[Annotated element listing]

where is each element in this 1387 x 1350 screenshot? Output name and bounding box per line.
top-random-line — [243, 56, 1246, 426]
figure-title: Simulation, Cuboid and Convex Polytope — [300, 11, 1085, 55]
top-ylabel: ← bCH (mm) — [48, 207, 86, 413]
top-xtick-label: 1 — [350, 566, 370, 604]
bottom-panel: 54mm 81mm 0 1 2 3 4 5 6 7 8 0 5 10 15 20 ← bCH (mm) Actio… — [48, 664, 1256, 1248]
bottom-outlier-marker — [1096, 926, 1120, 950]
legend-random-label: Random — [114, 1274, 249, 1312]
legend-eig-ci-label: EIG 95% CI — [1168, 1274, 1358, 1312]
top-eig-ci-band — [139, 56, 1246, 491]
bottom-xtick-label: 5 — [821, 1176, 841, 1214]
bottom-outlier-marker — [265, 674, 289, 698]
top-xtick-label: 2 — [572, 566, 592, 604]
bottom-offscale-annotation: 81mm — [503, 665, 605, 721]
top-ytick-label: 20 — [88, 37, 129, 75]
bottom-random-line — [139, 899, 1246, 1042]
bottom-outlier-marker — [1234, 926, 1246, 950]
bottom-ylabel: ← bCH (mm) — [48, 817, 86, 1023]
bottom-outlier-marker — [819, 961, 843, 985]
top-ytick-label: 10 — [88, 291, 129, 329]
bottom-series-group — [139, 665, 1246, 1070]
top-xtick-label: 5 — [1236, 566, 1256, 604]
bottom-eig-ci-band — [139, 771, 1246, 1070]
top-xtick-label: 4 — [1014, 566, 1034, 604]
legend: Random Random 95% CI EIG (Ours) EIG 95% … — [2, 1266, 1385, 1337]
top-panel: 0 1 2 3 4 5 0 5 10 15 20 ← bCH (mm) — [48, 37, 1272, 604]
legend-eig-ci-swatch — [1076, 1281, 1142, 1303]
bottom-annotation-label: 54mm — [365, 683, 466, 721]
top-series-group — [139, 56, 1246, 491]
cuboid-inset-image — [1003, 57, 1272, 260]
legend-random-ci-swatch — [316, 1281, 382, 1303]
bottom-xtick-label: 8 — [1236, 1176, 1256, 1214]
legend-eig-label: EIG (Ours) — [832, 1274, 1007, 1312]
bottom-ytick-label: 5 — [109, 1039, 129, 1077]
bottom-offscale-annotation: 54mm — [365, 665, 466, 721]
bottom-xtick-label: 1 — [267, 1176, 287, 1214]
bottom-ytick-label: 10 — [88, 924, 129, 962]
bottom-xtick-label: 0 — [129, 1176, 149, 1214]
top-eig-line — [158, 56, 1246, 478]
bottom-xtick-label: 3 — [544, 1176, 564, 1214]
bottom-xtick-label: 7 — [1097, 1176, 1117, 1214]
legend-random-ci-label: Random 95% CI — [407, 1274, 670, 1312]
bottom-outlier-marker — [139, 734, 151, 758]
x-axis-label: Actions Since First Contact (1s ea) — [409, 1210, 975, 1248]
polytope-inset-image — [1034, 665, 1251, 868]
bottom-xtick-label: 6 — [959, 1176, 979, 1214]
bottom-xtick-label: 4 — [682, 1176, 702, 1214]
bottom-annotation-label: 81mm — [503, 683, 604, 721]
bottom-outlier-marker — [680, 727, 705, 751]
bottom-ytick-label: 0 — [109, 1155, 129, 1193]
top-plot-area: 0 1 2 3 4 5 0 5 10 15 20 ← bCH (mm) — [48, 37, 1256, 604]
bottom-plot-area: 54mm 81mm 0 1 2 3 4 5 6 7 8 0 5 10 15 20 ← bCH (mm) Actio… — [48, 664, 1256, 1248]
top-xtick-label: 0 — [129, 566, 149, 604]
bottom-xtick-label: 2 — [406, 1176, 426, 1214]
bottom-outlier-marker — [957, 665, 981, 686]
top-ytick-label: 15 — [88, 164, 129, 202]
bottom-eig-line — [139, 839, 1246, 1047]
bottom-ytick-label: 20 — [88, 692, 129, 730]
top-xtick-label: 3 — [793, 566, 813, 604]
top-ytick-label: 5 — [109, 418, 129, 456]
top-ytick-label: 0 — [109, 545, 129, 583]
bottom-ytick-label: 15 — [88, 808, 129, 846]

...

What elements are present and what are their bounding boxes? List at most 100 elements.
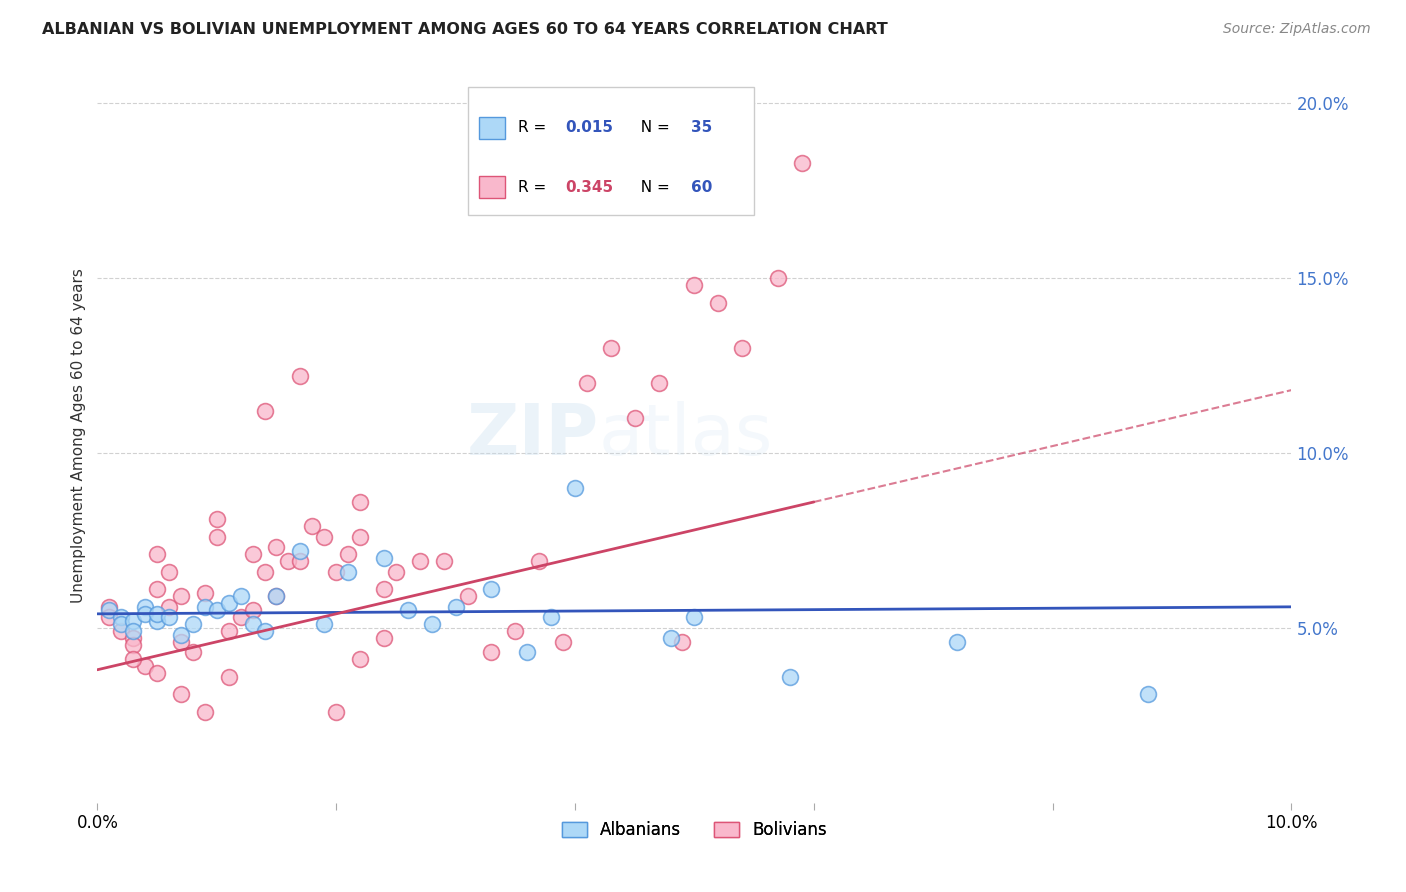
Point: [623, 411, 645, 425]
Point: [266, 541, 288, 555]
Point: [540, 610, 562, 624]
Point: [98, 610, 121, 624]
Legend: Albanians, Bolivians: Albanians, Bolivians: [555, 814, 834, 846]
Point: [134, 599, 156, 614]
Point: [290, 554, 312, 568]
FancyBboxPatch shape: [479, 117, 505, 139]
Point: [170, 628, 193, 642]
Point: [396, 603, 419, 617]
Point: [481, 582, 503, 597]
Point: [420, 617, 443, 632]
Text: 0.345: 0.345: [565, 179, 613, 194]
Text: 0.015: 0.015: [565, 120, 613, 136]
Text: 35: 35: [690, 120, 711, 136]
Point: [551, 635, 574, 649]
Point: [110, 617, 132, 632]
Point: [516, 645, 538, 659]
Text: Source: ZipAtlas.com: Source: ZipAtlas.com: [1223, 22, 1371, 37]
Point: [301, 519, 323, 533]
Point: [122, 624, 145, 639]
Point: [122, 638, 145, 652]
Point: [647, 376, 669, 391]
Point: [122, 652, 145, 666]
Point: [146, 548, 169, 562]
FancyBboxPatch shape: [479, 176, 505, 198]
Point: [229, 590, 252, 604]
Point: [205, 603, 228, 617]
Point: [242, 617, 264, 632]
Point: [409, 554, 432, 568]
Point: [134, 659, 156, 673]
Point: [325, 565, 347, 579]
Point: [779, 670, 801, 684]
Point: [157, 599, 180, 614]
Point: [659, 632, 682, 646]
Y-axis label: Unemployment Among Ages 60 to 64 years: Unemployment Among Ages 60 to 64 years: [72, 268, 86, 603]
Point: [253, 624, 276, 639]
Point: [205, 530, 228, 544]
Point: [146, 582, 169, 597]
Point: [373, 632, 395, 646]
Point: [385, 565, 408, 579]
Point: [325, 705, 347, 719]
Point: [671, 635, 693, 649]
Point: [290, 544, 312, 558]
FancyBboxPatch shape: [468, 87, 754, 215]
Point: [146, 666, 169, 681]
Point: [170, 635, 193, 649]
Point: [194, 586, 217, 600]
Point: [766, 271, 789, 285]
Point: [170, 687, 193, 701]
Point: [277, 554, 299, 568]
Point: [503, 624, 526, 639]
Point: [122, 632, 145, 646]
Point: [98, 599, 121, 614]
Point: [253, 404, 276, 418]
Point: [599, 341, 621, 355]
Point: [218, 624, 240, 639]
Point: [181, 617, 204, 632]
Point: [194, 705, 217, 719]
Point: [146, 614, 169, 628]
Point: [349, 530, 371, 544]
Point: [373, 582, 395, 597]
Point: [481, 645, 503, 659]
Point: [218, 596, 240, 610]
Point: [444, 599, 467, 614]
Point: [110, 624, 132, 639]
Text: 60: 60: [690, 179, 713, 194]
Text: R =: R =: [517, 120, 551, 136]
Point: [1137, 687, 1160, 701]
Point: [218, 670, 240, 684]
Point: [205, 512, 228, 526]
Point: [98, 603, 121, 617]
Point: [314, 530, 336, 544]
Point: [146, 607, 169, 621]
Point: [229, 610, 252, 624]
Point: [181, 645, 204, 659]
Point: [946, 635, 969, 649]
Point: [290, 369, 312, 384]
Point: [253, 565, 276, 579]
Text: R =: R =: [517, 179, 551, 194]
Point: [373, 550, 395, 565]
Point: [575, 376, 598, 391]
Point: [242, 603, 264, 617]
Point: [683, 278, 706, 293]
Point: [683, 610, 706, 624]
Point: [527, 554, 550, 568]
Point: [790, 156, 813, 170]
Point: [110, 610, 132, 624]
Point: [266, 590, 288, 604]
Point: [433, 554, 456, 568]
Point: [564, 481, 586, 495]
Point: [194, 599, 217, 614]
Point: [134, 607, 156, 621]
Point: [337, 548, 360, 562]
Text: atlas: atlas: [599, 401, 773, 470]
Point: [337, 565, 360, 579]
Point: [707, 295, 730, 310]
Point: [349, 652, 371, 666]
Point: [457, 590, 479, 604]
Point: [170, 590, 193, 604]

_To do_
Could you copy out the listing word for word, beginning with the line that contains "where is each" and continuing through the line that contains "bottom-random-line — [139, 899, 1246, 1042]"?

_Completed task_
where is each element in this 1387 x 1350 screenshot? Output name and bounding box per line.
top-random-line — [243, 56, 1246, 426]
figure-title: Simulation, Cuboid and Convex Polytope — [300, 11, 1085, 55]
top-ylabel: ← bCH (mm) — [48, 207, 86, 413]
top-xtick-label: 1 — [350, 566, 370, 604]
bottom-panel: 54mm 81mm 0 1 2 3 4 5 6 7 8 0 5 10 15 20 ← bCH (mm) Actio… — [48, 664, 1256, 1248]
bottom-outlier-marker — [1096, 926, 1120, 950]
legend-random-label: Random — [114, 1274, 249, 1312]
legend-eig-ci-label: EIG 95% CI — [1168, 1274, 1358, 1312]
top-eig-ci-band — [139, 56, 1246, 491]
bottom-xtick-label: 5 — [821, 1176, 841, 1214]
bottom-outlier-marker — [265, 674, 289, 698]
top-xtick-label: 2 — [572, 566, 592, 604]
bottom-offscale-annotation: 81mm — [503, 665, 605, 721]
top-ytick-label: 20 — [88, 37, 129, 75]
bottom-random-line — [139, 899, 1246, 1042]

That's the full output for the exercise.